**OBJECTIVE**
In the listing below, change "top view" to "plan view" wherever it occurs and leave everything else as it is.

**MATERIAL FOR THIS TASK**
_ _ _ _ _ _ _

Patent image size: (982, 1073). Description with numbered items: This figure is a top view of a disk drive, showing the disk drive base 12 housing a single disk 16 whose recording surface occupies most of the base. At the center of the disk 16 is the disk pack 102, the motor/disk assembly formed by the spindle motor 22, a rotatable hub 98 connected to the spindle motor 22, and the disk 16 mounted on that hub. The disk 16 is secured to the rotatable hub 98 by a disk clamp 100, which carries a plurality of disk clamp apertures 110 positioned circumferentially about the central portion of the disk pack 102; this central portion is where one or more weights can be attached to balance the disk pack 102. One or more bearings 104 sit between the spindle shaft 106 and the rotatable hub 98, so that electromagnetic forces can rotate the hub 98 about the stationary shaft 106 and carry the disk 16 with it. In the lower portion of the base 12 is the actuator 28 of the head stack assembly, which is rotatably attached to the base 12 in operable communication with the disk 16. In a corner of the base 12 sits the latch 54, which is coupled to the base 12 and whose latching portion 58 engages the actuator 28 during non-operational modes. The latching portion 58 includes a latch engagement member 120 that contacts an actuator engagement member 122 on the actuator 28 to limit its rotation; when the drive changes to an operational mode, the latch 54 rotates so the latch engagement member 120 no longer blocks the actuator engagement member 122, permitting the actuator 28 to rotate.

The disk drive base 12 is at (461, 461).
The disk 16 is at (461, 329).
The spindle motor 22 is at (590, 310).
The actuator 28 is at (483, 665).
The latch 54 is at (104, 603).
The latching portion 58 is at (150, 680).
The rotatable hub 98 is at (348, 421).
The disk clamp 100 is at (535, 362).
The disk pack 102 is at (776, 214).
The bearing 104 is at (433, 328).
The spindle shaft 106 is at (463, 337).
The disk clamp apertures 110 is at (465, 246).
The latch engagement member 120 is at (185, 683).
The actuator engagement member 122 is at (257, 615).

_ _ _ _ _ _ _

**TASK ANSWER**
Patent image size: (982, 1073). Description with numbered items: This figure is a plan view of a disk drive, showing the disk drive base 12 housing a single disk 16 whose recording surface occupies most of the base. At the center of the disk 16 is the disk pack 102, the motor/disk assembly formed by the spindle motor 22, a rotatable hub 98 connected to the spindle motor 22, and the disk 16 mounted on that hub. The disk 16 is secured to the rotatable hub 98 by a disk clamp 100, which carries a plurality of disk clamp apertures 110 positioned circumferentially about the central portion of the disk pack 102; this central portion is where one or more weights can be attached to balance the disk pack 102. One or more bearings 104 sit between the spindle shaft 106 and the rotatable hub 98, so that electromagnetic forces can rotate the hub 98 about the stationary shaft 106 and carry the disk 16 with it. In the lower portion of the base 12 is the actuator 28 of the head stack assembly, which is rotatably attached to the base 12 in operable communication with the disk 16. In a corner of the base 12 sits the latch 54, which is coupled to the base 12 and whose latching portion 58 engages the actuator 28 during non-operational modes. The latching portion 58 includes a latch engagement member 120 that contacts an actuator engagement member 122 on the actuator 28 to limit its rotation; when the drive changes to an operational mode, the latch 54 rotates so the latch engagement member 120 no longer blocks the actuator engagement member 122, permitting the actuator 28 to rotate.

The disk drive base 12 is at (461, 461).
The disk 16 is at (461, 329).
The spindle motor 22 is at (590, 310).
The actuator 28 is at (483, 665).
The latch 54 is at (104, 603).
The latching portion 58 is at (150, 680).
The rotatable hub 98 is at (348, 421).
The disk clamp 100 is at (535, 362).
The disk pack 102 is at (776, 214).
The bearing 104 is at (433, 328).
The spindle shaft 106 is at (463, 337).
The disk clamp apertures 110 is at (465, 246).
The latch engagement member 120 is at (185, 683).
The actuator engagement member 122 is at (257, 615).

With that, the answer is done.